Task description: In the entries below, find the lines with the word "Maintainer" and copy them.

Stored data
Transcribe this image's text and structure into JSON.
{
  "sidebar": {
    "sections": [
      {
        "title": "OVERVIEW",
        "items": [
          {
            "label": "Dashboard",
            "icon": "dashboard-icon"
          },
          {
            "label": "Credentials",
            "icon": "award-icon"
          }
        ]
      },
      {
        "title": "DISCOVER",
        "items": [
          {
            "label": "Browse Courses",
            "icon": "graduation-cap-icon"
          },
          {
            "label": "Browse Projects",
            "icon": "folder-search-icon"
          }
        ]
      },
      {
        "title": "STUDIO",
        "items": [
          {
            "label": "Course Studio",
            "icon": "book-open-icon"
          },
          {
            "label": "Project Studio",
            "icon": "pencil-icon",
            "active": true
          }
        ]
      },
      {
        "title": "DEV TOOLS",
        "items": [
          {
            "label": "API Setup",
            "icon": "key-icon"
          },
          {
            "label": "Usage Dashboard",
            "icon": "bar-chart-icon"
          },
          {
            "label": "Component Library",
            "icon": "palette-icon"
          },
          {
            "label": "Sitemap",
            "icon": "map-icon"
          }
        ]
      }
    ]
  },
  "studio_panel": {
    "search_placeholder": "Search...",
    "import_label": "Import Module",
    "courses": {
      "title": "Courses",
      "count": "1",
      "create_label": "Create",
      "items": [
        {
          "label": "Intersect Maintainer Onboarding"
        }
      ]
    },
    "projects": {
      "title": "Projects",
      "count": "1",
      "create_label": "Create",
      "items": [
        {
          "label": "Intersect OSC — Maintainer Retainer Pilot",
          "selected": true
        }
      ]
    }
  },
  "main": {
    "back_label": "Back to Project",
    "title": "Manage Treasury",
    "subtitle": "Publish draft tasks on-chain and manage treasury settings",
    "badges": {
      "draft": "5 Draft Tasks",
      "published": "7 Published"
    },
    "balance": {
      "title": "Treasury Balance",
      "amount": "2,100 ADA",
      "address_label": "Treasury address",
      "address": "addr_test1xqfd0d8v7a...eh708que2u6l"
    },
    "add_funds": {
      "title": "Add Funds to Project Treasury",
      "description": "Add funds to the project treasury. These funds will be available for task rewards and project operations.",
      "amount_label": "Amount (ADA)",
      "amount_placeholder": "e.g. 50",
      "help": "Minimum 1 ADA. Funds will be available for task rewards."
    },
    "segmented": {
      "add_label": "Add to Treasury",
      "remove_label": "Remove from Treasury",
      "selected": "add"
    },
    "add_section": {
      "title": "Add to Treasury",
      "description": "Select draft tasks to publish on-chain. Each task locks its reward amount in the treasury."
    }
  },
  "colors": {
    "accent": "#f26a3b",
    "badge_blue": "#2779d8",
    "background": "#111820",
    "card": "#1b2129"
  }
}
...
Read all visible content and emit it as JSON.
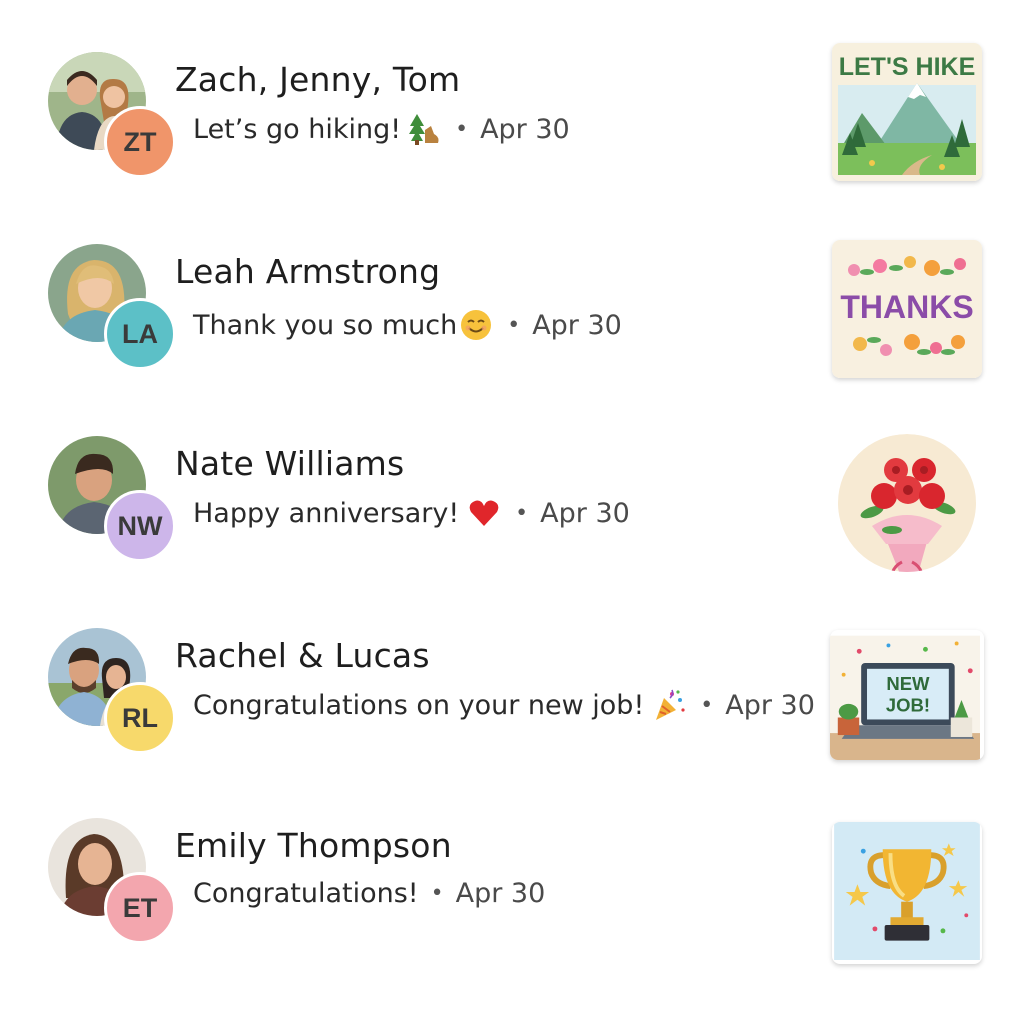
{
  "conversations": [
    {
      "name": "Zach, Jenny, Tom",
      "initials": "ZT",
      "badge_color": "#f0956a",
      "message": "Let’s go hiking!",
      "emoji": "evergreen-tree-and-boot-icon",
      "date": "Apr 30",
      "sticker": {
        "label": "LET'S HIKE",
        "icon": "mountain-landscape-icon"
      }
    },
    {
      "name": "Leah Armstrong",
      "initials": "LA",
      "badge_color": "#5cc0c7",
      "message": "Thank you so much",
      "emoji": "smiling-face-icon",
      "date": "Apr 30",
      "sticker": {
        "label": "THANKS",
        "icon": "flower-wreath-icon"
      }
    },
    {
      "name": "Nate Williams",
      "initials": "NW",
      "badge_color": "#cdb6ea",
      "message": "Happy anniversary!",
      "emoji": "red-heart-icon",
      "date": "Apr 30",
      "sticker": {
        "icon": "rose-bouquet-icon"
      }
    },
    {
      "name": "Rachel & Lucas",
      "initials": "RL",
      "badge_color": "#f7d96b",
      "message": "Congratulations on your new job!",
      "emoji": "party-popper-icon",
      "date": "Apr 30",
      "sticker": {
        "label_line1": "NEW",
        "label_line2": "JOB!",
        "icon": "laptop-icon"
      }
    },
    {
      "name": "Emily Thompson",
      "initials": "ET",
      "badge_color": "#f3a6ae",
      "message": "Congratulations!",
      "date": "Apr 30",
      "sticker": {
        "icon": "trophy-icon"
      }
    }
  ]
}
* * *
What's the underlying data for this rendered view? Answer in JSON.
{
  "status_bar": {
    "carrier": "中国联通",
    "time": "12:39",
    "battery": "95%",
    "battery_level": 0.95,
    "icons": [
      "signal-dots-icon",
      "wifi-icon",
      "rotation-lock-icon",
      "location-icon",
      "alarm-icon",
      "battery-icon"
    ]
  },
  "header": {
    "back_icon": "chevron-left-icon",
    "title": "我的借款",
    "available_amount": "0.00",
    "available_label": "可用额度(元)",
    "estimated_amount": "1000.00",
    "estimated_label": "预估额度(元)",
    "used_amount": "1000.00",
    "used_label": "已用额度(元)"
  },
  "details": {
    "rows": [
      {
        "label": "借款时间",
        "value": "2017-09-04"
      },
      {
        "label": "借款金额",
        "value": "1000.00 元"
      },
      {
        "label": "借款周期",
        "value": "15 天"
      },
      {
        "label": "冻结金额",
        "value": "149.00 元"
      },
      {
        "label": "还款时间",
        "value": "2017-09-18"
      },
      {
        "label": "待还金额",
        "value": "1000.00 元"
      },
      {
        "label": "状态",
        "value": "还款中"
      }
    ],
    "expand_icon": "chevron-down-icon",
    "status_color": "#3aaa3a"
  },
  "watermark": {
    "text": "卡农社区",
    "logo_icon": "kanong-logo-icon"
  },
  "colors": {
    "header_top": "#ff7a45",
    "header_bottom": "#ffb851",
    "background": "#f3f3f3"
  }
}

Task answer:
          "label": "Intersect Maintainer Onboarding"
          "label": "Intersect OSC — Maintainer Retainer Pilot",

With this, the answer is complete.